### GIVEN REQUEST
Copy out every line of the records where the string "type" occurs.

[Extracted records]
****************

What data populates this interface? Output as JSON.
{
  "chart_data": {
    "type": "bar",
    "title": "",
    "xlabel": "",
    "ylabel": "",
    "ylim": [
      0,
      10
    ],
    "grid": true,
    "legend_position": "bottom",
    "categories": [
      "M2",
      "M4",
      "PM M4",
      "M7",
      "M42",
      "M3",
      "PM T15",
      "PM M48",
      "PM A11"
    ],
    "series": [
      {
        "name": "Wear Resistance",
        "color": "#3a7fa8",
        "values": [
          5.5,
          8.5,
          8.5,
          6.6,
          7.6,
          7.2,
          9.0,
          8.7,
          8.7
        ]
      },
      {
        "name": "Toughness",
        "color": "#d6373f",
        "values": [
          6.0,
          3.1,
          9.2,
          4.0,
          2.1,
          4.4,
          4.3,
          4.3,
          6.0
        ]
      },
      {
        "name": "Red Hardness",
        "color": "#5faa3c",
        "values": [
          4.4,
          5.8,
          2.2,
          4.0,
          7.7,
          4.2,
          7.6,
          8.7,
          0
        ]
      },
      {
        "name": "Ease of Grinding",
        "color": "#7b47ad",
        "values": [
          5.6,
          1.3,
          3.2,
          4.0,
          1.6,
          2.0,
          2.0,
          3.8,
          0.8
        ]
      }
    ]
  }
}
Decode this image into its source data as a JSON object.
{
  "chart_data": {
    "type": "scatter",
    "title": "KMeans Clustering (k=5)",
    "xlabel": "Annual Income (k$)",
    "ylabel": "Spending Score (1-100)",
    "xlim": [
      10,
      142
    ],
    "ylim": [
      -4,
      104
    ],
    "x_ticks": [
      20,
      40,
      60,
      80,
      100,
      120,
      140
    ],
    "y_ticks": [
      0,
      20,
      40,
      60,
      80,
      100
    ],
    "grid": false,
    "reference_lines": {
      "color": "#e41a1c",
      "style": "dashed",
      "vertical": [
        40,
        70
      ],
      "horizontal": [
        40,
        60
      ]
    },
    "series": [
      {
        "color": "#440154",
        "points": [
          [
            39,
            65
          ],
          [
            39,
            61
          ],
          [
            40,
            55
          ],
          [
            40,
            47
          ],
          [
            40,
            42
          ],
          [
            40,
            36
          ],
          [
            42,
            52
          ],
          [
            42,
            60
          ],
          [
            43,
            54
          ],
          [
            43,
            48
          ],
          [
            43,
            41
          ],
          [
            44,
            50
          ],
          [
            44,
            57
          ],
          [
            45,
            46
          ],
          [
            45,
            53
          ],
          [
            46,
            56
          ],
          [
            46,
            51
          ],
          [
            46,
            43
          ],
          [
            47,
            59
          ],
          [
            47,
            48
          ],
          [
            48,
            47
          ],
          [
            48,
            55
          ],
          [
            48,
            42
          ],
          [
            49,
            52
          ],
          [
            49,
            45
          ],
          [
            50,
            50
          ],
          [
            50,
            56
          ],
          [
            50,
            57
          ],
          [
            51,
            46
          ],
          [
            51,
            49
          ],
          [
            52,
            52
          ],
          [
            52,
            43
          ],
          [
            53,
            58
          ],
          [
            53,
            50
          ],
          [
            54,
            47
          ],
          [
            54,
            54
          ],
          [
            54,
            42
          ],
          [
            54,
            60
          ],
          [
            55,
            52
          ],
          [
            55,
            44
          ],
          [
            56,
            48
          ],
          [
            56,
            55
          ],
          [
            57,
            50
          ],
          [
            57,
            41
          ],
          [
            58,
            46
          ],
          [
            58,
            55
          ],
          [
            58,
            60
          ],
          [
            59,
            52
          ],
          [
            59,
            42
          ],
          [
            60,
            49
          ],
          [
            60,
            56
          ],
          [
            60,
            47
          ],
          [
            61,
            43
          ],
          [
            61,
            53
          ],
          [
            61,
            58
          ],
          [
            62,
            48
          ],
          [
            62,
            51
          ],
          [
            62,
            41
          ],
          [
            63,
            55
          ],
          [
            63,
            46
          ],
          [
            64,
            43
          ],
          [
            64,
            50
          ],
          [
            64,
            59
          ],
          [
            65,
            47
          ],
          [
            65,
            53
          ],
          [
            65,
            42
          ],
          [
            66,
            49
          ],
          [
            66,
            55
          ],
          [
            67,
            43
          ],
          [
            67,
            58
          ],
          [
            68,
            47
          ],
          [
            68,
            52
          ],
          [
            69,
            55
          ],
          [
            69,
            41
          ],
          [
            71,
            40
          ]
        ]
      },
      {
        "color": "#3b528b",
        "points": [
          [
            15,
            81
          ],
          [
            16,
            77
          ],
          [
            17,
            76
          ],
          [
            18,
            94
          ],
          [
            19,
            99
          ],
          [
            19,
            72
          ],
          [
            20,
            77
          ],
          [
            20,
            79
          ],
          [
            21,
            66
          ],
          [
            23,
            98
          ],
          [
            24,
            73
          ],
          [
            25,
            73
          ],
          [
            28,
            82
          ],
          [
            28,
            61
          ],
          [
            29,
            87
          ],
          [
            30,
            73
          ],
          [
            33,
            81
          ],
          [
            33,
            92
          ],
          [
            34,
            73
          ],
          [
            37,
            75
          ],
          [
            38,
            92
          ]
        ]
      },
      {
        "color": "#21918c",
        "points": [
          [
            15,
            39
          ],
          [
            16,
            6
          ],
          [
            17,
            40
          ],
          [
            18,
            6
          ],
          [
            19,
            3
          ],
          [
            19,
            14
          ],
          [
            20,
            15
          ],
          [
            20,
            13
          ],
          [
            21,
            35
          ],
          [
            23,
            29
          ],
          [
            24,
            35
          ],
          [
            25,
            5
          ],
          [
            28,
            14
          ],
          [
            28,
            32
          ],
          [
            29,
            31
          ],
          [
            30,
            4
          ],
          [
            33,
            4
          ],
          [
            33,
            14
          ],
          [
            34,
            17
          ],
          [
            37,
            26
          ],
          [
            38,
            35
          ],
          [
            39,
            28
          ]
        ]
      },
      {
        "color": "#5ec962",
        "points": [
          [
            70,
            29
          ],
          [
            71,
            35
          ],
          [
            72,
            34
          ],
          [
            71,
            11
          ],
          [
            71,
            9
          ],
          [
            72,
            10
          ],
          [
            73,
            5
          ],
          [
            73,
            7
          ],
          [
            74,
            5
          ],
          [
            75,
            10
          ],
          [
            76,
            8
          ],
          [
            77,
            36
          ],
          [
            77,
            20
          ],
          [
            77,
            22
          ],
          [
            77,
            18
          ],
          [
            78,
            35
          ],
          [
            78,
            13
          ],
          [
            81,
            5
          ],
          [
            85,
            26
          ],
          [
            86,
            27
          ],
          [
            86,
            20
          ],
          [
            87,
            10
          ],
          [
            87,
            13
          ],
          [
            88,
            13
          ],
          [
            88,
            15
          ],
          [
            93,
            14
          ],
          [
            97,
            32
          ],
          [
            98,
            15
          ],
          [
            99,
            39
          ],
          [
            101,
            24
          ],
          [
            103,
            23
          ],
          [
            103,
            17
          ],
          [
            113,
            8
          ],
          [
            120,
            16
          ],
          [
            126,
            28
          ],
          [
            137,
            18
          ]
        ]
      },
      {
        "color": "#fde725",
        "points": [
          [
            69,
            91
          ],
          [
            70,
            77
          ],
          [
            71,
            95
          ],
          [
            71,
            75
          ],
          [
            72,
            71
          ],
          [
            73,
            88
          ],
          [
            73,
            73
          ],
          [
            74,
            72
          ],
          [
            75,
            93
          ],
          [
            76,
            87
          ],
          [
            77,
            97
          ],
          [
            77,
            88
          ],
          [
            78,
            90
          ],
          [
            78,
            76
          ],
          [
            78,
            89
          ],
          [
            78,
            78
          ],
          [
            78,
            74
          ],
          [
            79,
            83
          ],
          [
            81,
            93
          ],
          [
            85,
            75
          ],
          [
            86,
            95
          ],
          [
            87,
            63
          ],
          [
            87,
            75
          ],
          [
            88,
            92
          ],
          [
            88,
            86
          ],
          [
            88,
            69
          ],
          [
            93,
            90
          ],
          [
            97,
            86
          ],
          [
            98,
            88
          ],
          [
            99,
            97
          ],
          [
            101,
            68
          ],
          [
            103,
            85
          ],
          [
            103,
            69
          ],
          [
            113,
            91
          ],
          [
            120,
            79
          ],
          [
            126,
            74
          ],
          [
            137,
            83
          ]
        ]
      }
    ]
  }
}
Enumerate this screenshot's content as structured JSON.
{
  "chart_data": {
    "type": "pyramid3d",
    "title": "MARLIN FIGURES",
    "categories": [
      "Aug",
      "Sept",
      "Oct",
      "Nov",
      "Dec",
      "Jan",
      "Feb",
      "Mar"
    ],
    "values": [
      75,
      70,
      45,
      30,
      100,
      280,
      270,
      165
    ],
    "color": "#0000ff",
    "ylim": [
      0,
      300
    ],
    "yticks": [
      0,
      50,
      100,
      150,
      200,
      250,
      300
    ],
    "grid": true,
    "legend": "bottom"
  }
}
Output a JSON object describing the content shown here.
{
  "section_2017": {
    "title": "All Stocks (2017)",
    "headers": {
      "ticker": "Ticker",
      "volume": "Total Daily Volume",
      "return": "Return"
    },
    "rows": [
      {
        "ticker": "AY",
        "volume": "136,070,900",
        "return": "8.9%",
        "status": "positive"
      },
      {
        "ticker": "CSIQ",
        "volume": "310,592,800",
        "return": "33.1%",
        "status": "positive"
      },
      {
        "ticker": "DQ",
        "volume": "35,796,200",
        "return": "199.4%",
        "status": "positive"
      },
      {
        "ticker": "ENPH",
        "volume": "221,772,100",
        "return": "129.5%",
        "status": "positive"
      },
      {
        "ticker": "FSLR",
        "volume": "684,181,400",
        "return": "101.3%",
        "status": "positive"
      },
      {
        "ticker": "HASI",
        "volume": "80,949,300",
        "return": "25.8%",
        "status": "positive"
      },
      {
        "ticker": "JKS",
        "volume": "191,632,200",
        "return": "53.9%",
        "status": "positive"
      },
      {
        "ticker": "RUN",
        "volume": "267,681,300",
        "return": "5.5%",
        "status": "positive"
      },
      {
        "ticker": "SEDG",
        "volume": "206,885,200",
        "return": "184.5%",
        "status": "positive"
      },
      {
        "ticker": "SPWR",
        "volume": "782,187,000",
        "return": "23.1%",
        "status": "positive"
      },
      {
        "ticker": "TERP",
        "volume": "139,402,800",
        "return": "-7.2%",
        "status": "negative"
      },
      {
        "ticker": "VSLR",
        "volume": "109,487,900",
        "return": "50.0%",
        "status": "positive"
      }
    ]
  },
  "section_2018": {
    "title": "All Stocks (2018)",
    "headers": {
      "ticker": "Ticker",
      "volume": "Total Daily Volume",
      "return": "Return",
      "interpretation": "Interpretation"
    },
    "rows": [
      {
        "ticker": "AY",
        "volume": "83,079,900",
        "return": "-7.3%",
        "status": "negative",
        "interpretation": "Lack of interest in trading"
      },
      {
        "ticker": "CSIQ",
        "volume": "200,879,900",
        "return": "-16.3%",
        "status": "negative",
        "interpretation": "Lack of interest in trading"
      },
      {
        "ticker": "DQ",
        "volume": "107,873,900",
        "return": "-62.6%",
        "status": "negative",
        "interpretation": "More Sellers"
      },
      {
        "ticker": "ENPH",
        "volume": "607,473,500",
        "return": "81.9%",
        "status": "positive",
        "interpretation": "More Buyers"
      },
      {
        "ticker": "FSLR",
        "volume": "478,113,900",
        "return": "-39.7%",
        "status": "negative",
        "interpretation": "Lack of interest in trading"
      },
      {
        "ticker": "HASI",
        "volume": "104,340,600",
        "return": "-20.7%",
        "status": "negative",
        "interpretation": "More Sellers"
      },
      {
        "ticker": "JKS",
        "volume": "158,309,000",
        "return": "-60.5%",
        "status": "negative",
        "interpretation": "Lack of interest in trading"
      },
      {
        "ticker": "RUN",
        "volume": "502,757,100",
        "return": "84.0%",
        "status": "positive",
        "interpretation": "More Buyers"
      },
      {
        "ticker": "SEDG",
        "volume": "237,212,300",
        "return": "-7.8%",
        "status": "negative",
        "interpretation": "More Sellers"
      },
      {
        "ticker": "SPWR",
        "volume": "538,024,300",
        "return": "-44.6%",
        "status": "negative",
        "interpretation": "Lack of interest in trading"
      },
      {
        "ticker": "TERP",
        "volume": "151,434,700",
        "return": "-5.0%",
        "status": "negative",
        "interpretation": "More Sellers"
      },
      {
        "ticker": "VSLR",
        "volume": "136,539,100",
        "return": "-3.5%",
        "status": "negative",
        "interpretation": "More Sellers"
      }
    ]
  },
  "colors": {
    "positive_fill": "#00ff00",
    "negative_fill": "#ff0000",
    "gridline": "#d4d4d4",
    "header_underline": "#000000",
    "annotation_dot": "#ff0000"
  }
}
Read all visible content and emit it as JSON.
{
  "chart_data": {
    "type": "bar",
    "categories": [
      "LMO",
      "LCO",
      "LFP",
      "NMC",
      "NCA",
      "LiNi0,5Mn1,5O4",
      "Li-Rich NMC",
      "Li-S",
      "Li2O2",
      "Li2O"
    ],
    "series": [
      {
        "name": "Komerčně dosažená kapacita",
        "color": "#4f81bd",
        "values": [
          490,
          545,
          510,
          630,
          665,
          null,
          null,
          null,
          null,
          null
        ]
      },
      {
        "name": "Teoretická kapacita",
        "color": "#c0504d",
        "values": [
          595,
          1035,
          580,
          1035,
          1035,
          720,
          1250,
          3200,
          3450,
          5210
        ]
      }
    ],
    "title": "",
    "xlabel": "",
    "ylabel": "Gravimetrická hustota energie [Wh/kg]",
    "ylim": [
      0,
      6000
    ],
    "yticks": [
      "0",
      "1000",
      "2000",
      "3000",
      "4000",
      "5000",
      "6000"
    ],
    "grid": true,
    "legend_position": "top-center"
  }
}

****************

### WRITTEN ANSWER
    "type": "bar",
    "type": "scatter",
    "type": "pyramid3d",
    "type": "bar",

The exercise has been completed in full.